>> begin Listing

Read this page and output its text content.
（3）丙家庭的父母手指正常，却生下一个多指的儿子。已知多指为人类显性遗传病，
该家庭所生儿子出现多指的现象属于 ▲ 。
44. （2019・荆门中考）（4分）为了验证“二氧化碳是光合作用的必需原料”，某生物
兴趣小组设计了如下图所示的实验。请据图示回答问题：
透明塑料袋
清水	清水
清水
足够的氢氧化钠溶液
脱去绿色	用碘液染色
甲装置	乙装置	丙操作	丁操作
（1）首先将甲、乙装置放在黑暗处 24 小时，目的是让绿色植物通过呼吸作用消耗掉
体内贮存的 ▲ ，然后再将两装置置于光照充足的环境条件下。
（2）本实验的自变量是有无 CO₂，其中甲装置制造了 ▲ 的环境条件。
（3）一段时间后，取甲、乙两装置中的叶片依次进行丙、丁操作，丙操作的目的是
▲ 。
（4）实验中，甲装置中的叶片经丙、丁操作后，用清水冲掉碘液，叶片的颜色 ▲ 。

>> end Listing

What the task asks: The records above must be output exactly, in full.

Exercise answer:
Read this page and output its text content.
（3）丙家庭的父母手指正常，却生下一个多指的儿子。已知多指为人类显性遗传病，
该家庭所生儿子出现多指的现象属于 ▲ 。
44. （2019・荆门中考）（4分）为了验证“二氧化碳是光合作用的必需原料”，某生物
兴趣小组设计了如下图所示的实验。请据图示回答问题：
透明塑料袋
清水	清水
清水
足够的氢氧化钠溶液
脱去绿色	用碘液染色
甲装置	乙装置	丙操作	丁操作
（1）首先将甲、乙装置放在黑暗处 24 小时，目的是让绿色植物通过呼吸作用消耗掉
体内贮存的 ▲ ，然后再将两装置置于光照充足的环境条件下。
（2）本实验的自变量是有无 CO₂，其中甲装置制造了 ▲ 的环境条件。
（3）一段时间后，取甲、乙两装置中的叶片依次进行丙、丁操作，丙操作的目的是
▲ 。
（4）实验中，甲装置中的叶片经丙、丁操作后，用清水冲掉碘液，叶片的颜色 ▲ 。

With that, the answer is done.